- _WORK TO BE COMPLETED_
Gather up every line from the entries below that uses the word "BitLen".
····················
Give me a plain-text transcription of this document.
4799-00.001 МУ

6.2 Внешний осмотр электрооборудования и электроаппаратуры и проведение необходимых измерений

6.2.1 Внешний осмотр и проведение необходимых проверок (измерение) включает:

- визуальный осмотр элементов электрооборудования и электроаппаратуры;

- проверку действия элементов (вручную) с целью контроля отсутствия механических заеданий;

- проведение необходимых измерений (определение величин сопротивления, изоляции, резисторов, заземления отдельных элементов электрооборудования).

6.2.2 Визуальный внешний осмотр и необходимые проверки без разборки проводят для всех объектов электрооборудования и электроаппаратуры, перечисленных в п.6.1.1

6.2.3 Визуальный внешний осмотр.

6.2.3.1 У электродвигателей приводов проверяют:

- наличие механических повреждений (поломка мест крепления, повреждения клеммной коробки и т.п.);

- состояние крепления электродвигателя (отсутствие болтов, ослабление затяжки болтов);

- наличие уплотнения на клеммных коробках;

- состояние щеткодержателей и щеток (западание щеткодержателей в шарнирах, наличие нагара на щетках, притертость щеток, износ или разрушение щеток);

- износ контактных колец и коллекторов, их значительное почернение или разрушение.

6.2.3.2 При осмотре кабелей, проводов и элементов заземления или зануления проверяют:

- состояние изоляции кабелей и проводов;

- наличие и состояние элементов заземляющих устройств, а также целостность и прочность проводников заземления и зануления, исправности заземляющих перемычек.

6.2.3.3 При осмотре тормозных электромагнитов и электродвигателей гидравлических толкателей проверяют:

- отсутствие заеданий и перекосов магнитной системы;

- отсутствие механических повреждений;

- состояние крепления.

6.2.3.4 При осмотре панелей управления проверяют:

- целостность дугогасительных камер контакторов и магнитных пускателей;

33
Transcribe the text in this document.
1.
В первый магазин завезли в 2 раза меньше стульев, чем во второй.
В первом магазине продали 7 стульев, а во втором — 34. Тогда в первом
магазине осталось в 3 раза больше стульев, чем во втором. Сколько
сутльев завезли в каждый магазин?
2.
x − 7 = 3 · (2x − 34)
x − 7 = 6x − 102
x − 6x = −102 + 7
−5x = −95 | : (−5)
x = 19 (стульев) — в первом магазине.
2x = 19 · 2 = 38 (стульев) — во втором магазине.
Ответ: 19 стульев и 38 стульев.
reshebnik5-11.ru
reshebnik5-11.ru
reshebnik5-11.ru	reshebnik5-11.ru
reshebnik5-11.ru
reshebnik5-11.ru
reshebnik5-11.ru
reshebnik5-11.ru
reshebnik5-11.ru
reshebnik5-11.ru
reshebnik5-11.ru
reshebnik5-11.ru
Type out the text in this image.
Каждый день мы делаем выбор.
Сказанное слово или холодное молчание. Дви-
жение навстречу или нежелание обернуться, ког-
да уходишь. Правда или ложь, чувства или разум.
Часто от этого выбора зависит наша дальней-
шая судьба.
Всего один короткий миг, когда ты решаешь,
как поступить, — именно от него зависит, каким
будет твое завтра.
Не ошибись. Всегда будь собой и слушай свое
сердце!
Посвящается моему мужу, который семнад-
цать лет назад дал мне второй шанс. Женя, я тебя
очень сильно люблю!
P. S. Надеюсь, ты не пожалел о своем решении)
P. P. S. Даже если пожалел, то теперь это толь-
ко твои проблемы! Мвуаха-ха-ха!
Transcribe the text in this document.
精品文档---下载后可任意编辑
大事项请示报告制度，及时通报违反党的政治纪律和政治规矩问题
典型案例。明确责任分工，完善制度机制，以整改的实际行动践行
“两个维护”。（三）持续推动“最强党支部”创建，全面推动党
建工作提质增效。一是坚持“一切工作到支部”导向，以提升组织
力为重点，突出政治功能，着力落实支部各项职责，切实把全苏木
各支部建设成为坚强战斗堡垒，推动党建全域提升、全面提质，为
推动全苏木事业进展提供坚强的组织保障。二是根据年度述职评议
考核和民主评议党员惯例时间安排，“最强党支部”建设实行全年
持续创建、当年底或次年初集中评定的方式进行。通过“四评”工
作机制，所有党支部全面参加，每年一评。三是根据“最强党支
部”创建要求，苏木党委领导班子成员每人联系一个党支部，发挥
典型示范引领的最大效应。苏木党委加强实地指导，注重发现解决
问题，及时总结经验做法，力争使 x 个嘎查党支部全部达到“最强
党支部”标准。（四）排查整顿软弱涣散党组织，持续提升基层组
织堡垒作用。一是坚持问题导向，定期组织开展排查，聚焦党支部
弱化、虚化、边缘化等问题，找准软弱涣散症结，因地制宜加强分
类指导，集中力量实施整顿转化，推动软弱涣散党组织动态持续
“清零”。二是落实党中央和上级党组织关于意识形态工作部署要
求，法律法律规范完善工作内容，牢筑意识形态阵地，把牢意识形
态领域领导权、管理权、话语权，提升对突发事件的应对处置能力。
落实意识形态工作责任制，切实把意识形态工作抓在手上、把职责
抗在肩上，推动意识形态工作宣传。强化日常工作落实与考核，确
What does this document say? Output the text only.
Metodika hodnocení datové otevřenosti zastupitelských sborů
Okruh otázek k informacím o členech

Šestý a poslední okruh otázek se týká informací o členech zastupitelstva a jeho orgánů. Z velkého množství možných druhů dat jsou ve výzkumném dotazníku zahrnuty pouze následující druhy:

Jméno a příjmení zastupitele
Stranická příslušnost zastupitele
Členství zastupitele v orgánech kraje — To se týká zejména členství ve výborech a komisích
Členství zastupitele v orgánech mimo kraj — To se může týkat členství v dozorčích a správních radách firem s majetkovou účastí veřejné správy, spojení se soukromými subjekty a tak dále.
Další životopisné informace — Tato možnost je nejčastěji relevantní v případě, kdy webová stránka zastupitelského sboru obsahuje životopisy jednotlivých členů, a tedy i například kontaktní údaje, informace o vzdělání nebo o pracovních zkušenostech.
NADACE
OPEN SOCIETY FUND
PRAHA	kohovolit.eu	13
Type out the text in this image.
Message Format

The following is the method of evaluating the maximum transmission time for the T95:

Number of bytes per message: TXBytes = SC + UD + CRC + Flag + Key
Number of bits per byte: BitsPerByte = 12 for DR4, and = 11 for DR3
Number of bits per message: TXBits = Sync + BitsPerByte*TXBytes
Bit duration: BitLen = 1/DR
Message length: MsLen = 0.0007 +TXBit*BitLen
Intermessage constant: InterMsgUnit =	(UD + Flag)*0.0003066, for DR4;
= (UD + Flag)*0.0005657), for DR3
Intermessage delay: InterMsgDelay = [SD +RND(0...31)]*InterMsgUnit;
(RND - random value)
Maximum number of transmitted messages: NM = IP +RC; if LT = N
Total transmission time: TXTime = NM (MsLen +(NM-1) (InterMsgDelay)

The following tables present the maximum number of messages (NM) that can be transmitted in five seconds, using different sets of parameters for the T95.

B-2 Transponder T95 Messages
····················
- _THE RESPONSE_
Bit duration: BitLen = 1/DR
Message length: MsLen = 0.0007 +TXBit*BitLen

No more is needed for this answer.